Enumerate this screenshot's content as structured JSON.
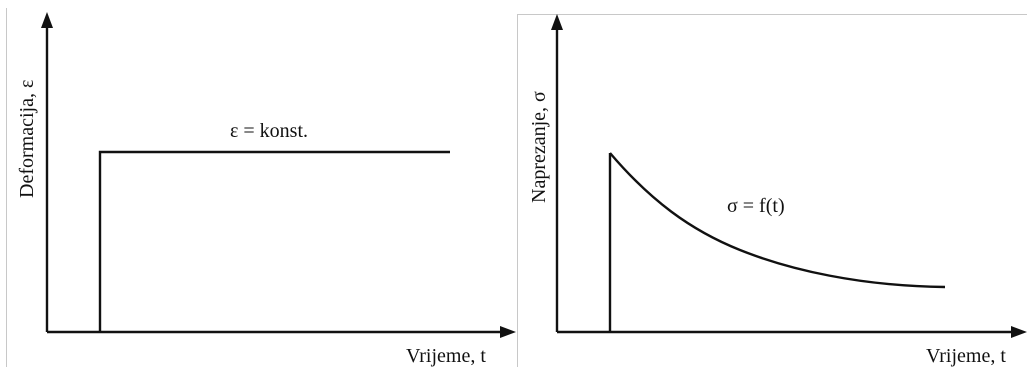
{
  "left_panel": {
    "y_axis_label": "Deformacija, ε",
    "x_axis_label": "Vrijeme, t",
    "curve_label": "ε = konst."
  },
  "right_panel": {
    "y_axis_label": "Naprezanje, σ",
    "x_axis_label": "Vrijeme, t",
    "curve_label": "σ = f(t)"
  }
}
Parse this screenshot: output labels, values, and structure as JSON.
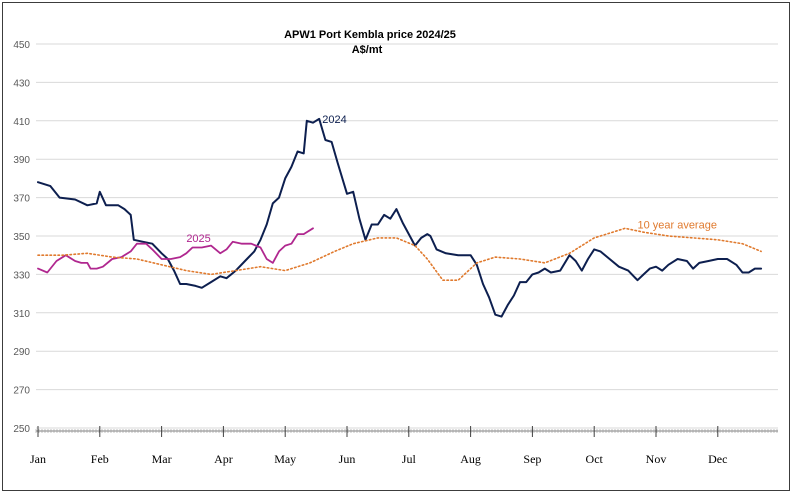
{
  "chart_data": {
    "type": "line",
    "title": "APW1 Port Kembla price 2024/25",
    "subtitle": "A$/mt",
    "ylim": [
      250,
      450
    ],
    "yticks": [
      250,
      270,
      290,
      310,
      330,
      350,
      370,
      390,
      410,
      430,
      450
    ],
    "grid": true,
    "months": [
      "Jan",
      "Feb",
      "Mar",
      "Apr",
      "May",
      "Jun",
      "Jul",
      "Aug",
      "Sep",
      "Oct",
      "Nov",
      "Dec"
    ],
    "series": [
      {
        "name": "2024",
        "color": "#0d1f4f",
        "style": "solid",
        "points": [
          [
            0.0,
            378
          ],
          [
            0.2,
            376
          ],
          [
            0.35,
            370
          ],
          [
            0.6,
            369
          ],
          [
            0.8,
            366
          ],
          [
            0.95,
            367
          ],
          [
            1.0,
            373
          ],
          [
            1.1,
            366
          ],
          [
            1.3,
            366
          ],
          [
            1.4,
            364
          ],
          [
            1.5,
            361
          ],
          [
            1.55,
            348
          ],
          [
            1.7,
            347
          ],
          [
            1.85,
            346
          ],
          [
            2.0,
            341
          ],
          [
            2.1,
            338
          ],
          [
            2.2,
            332
          ],
          [
            2.3,
            325
          ],
          [
            2.4,
            325
          ],
          [
            2.55,
            324
          ],
          [
            2.65,
            323
          ],
          [
            2.8,
            326
          ],
          [
            2.95,
            329
          ],
          [
            3.05,
            328
          ],
          [
            3.2,
            332
          ],
          [
            3.35,
            337
          ],
          [
            3.5,
            342
          ],
          [
            3.6,
            348
          ],
          [
            3.7,
            356
          ],
          [
            3.8,
            367
          ],
          [
            3.9,
            370
          ],
          [
            4.0,
            380
          ],
          [
            4.1,
            386
          ],
          [
            4.2,
            394
          ],
          [
            4.3,
            393
          ],
          [
            4.35,
            410
          ],
          [
            4.45,
            409
          ],
          [
            4.55,
            411
          ],
          [
            4.65,
            400
          ],
          [
            4.75,
            399
          ],
          [
            4.85,
            388
          ],
          [
            5.0,
            372
          ],
          [
            5.1,
            373
          ],
          [
            5.2,
            359
          ],
          [
            5.3,
            348
          ],
          [
            5.4,
            356
          ],
          [
            5.5,
            356
          ],
          [
            5.6,
            361
          ],
          [
            5.7,
            359
          ],
          [
            5.8,
            364
          ],
          [
            5.9,
            357
          ],
          [
            6.0,
            351
          ],
          [
            6.1,
            345
          ],
          [
            6.2,
            349
          ],
          [
            6.3,
            351
          ],
          [
            6.35,
            350
          ],
          [
            6.45,
            343
          ],
          [
            6.6,
            341
          ],
          [
            6.8,
            340
          ],
          [
            7.0,
            340
          ],
          [
            7.1,
            335
          ],
          [
            7.2,
            325
          ],
          [
            7.3,
            318
          ],
          [
            7.4,
            309
          ],
          [
            7.5,
            308
          ],
          [
            7.6,
            314
          ],
          [
            7.7,
            319
          ],
          [
            7.8,
            326
          ],
          [
            7.9,
            326
          ],
          [
            8.0,
            330
          ],
          [
            8.1,
            331
          ],
          [
            8.2,
            333
          ],
          [
            8.3,
            331
          ],
          [
            8.45,
            332
          ],
          [
            8.6,
            340
          ],
          [
            8.7,
            337
          ],
          [
            8.8,
            332
          ],
          [
            8.9,
            338
          ],
          [
            9.0,
            343
          ],
          [
            9.1,
            342
          ],
          [
            9.25,
            338
          ],
          [
            9.4,
            334
          ],
          [
            9.55,
            332
          ],
          [
            9.7,
            327
          ],
          [
            9.8,
            330
          ],
          [
            9.9,
            333
          ],
          [
            10.0,
            334
          ],
          [
            10.1,
            332
          ],
          [
            10.2,
            335
          ],
          [
            10.35,
            338
          ],
          [
            10.5,
            337
          ],
          [
            10.6,
            333
          ],
          [
            10.7,
            336
          ],
          [
            10.85,
            337
          ],
          [
            11.0,
            338
          ],
          [
            11.15,
            338
          ],
          [
            11.3,
            335
          ],
          [
            11.4,
            331
          ],
          [
            11.5,
            331
          ],
          [
            11.6,
            333
          ],
          [
            11.7,
            333
          ]
        ]
      },
      {
        "name": "2025",
        "color": "#b0278f",
        "style": "solid",
        "points": [
          [
            0.0,
            333
          ],
          [
            0.15,
            331
          ],
          [
            0.3,
            337
          ],
          [
            0.45,
            340
          ],
          [
            0.6,
            337
          ],
          [
            0.7,
            336
          ],
          [
            0.8,
            336
          ],
          [
            0.85,
            333
          ],
          [
            0.95,
            333
          ],
          [
            1.05,
            334
          ],
          [
            1.2,
            338
          ],
          [
            1.35,
            339
          ],
          [
            1.5,
            342
          ],
          [
            1.6,
            346
          ],
          [
            1.75,
            346
          ],
          [
            1.85,
            343
          ],
          [
            2.0,
            338
          ],
          [
            2.15,
            338
          ],
          [
            2.3,
            339
          ],
          [
            2.4,
            341
          ],
          [
            2.5,
            344
          ],
          [
            2.65,
            344
          ],
          [
            2.8,
            345
          ],
          [
            2.95,
            341
          ],
          [
            3.05,
            343
          ],
          [
            3.15,
            347
          ],
          [
            3.3,
            346
          ],
          [
            3.45,
            346
          ],
          [
            3.6,
            344
          ],
          [
            3.7,
            338
          ],
          [
            3.8,
            336
          ],
          [
            3.9,
            342
          ],
          [
            4.0,
            345
          ],
          [
            4.1,
            346
          ],
          [
            4.2,
            351
          ],
          [
            4.3,
            351
          ],
          [
            4.45,
            354
          ]
        ]
      },
      {
        "name": "10 year average",
        "color": "#e07a2e",
        "style": "dotted",
        "points": [
          [
            0.0,
            340
          ],
          [
            0.4,
            340
          ],
          [
            0.8,
            341
          ],
          [
            1.2,
            339
          ],
          [
            1.6,
            338
          ],
          [
            2.0,
            335
          ],
          [
            2.4,
            332
          ],
          [
            2.8,
            330
          ],
          [
            3.2,
            332
          ],
          [
            3.6,
            334
          ],
          [
            4.0,
            332
          ],
          [
            4.4,
            336
          ],
          [
            4.8,
            342
          ],
          [
            5.1,
            346
          ],
          [
            5.5,
            349
          ],
          [
            5.8,
            349
          ],
          [
            6.1,
            345
          ],
          [
            6.3,
            338
          ],
          [
            6.55,
            327
          ],
          [
            6.8,
            327
          ],
          [
            7.1,
            336
          ],
          [
            7.4,
            339
          ],
          [
            7.8,
            338
          ],
          [
            8.2,
            336
          ],
          [
            8.6,
            341
          ],
          [
            9.0,
            349
          ],
          [
            9.2,
            351
          ],
          [
            9.5,
            354
          ],
          [
            9.8,
            352
          ],
          [
            10.2,
            350
          ],
          [
            10.6,
            349
          ],
          [
            11.0,
            348
          ],
          [
            11.4,
            346
          ],
          [
            11.7,
            342
          ]
        ]
      }
    ],
    "annotations": [
      {
        "text": "2024",
        "series": "2024",
        "x": 4.6,
        "y": 411
      },
      {
        "text": "2025",
        "series": "2025",
        "x": 2.4,
        "y": 349
      },
      {
        "text": "10 year average",
        "series": "10 year average",
        "x": 9.7,
        "y": 356
      }
    ]
  }
}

_The request:_ Print each entry shown above with exact wording and no pictures.

_The solution:_
Enumerate this screenshot's content as structured JSON.
{
  "left_panel": {
    "y_axis_label": "Deformacija, ε",
    "x_axis_label": "Vrijeme, t",
    "curve_label": "ε = konst."
  },
  "right_panel": {
    "y_axis_label": "Naprezanje, σ",
    "x_axis_label": "Vrijeme, t",
    "curve_label": "σ = f(t)"
  }
}
Parse this screenshot: output labels, values, and structure as JSON.
{
  "chart_data": {
    "type": "line",
    "title": "APW1 Port Kembla price 2024/25",
    "subtitle": "A$/mt",
    "ylim": [
      250,
      450
    ],
    "yticks": [
      250,
      270,
      290,
      310,
      330,
      350,
      370,
      390,
      410,
      430,
      450
    ],
    "grid": true,
    "months": [
      "Jan",
      "Feb",
      "Mar",
      "Apr",
      "May",
      "Jun",
      "Jul",
      "Aug",
      "Sep",
      "Oct",
      "Nov",
      "Dec"
    ],
    "series": [
      {
        "name": "2024",
        "color": "#0d1f4f",
        "style": "solid",
        "points": [
          [
            0.0,
            378
          ],
          [
            0.2,
            376
          ],
          [
            0.35,
            370
          ],
          [
            0.6,
            369
          ],
          [
            0.8,
            366
          ],
          [
            0.95,
            367
          ],
          [
            1.0,
            373
          ],
          [
            1.1,
            366
          ],
          [
            1.3,
            366
          ],
          [
            1.4,
            364
          ],
          [
            1.5,
            361
          ],
          [
            1.55,
            348
          ],
          [
            1.7,
            347
          ],
          [
            1.85,
            346
          ],
          [
            2.0,
            341
          ],
          [
            2.1,
            338
          ],
          [
            2.2,
            332
          ],
          [
            2.3,
            325
          ],
          [
            2.4,
            325
          ],
          [
            2.55,
            324
          ],
          [
            2.65,
            323
          ],
          [
            2.8,
            326
          ],
          [
            2.95,
            329
          ],
          [
            3.05,
            328
          ],
          [
            3.2,
            332
          ],
          [
            3.35,
            337
          ],
          [
            3.5,
            342
          ],
          [
            3.6,
            348
          ],
          [
            3.7,
            356
          ],
          [
            3.8,
            367
          ],
          [
            3.9,
            370
          ],
          [
            4.0,
            380
          ],
          [
            4.1,
            386
          ],
          [
            4.2,
            394
          ],
          [
            4.3,
            393
          ],
          [
            4.35,
            410
          ],
          [
            4.45,
            409
          ],
          [
            4.55,
            411
          ],
          [
            4.65,
            400
          ],
          [
            4.75,
            399
          ],
          [
            4.85,
            388
          ],
          [
            5.0,
            372
          ],
          [
            5.1,
            373
          ],
          [
            5.2,
            359
          ],
          [
            5.3,
            348
          ],
          [
            5.4,
            356
          ],
          [
            5.5,
            356
          ],
          [
            5.6,
            361
          ],
          [
            5.7,
            359
          ],
          [
            5.8,
            364
          ],
          [
            5.9,
            357
          ],
          [
            6.0,
            351
          ],
          [
            6.1,
            345
          ],
          [
            6.2,
            349
          ],
          [
            6.3,
            351
          ],
          [
            6.35,
            350
          ],
          [
            6.45,
            343
          ],
          [
            6.6,
            341
          ],
          [
            6.8,
            340
          ],
          [
            7.0,
            340
          ],
          [
            7.1,
            335
          ],
          [
            7.2,
            325
          ],
          [
            7.3,
            318
          ],
          [
            7.4,
            309
          ],
          [
            7.5,
            308
          ],
          [
            7.6,
            314
          ],
          [
            7.7,
            319
          ],
          [
            7.8,
            326
          ],
          [
            7.9,
            326
          ],
          [
            8.0,
            330
          ],
          [
            8.1,
            331
          ],
          [
            8.2,
            333
          ],
          [
            8.3,
            331
          ],
          [
            8.45,
            332
          ],
          [
            8.6,
            340
          ],
          [
            8.7,
            337
          ],
          [
            8.8,
            332
          ],
          [
            8.9,
            338
          ],
          [
            9.0,
            343
          ],
          [
            9.1,
            342
          ],
          [
            9.25,
            338
          ],
          [
            9.4,
            334
          ],
          [
            9.55,
            332
          ],
          [
            9.7,
            327
          ],
          [
            9.8,
            330
          ],
          [
            9.9,
            333
          ],
          [
            10.0,
            334
          ],
          [
            10.1,
            332
          ],
          [
            10.2,
            335
          ],
          [
            10.35,
            338
          ],
          [
            10.5,
            337
          ],
          [
            10.6,
            333
          ],
          [
            10.7,
            336
          ],
          [
            10.85,
            337
          ],
          [
            11.0,
            338
          ],
          [
            11.15,
            338
          ],
          [
            11.3,
            335
          ],
          [
            11.4,
            331
          ],
          [
            11.5,
            331
          ],
          [
            11.6,
            333
          ],
          [
            11.7,
            333
          ]
        ]
      },
      {
        "name": "2025",
        "color": "#b0278f",
        "style": "solid",
        "points": [
          [
            0.0,
            333
          ],
          [
            0.15,
            331
          ],
          [
            0.3,
            337
          ],
          [
            0.45,
            340
          ],
          [
            0.6,
            337
          ],
          [
            0.7,
            336
          ],
          [
            0.8,
            336
          ],
          [
            0.85,
            333
          ],
          [
            0.95,
            333
          ],
          [
            1.05,
            334
          ],
          [
            1.2,
            338
          ],
          [
            1.35,
            339
          ],
          [
            1.5,
            342
          ],
          [
            1.6,
            346
          ],
          [
            1.75,
            346
          ],
          [
            1.85,
            343
          ],
          [
            2.0,
            338
          ],
          [
            2.15,
            338
          ],
          [
            2.3,
            339
          ],
          [
            2.4,
            341
          ],
          [
            2.5,
            344
          ],
          [
            2.65,
            344
          ],
          [
            2.8,
            345
          ],
          [
            2.95,
            341
          ],
          [
            3.05,
            343
          ],
          [
            3.15,
            347
          ],
          [
            3.3,
            346
          ],
          [
            3.45,
            346
          ],
          [
            3.6,
            344
          ],
          [
            3.7,
            338
          ],
          [
            3.8,
            336
          ],
          [
            3.9,
            342
          ],
          [
            4.0,
            345
          ],
          [
            4.1,
            346
          ],
          [
            4.2,
            351
          ],
          [
            4.3,
            351
          ],
          [
            4.45,
            354
          ]
        ]
      },
      {
        "name": "10 year average",
        "color": "#e07a2e",
        "style": "dotted",
        "points": [
          [
            0.0,
            340
          ],
          [
            0.4,
            340
          ],
          [
            0.8,
            341
          ],
          [
            1.2,
            339
          ],
          [
            1.6,
            338
          ],
          [
            2.0,
            335
          ],
          [
            2.4,
            332
          ],
          [
            2.8,
            330
          ],
          [
            3.2,
            332
          ],
          [
            3.6,
            334
          ],
          [
            4.0,
            332
          ],
          [
            4.4,
            336
          ],
          [
            4.8,
            342
          ],
          [
            5.1,
            346
          ],
          [
            5.5,
            349
          ],
          [
            5.8,
            349
          ],
          [
            6.1,
            345
          ],
          [
            6.3,
            338
          ],
          [
            6.55,
            327
          ],
          [
            6.8,
            327
          ],
          [
            7.1,
            336
          ],
          [
            7.4,
            339
          ],
          [
            7.8,
            338
          ],
          [
            8.2,
            336
          ],
          [
            8.6,
            341
          ],
          [
            9.0,
            349
          ],
          [
            9.2,
            351
          ],
          [
            9.5,
            354
          ],
          [
            9.8,
            352
          ],
          [
            10.2,
            350
          ],
          [
            10.6,
            349
          ],
          [
            11.0,
            348
          ],
          [
            11.4,
            346
          ],
          [
            11.7,
            342
          ]
        ]
      }
    ],
    "annotations": [
      {
        "text": "2024",
        "series": "2024",
        "x": 4.6,
        "y": 411
      },
      {
        "text": "2025",
        "series": "2025",
        "x": 2.4,
        "y": 349
      },
      {
        "text": "10 year average",
        "series": "10 year average",
        "x": 9.7,
        "y": 356
      }
    ]
  }
}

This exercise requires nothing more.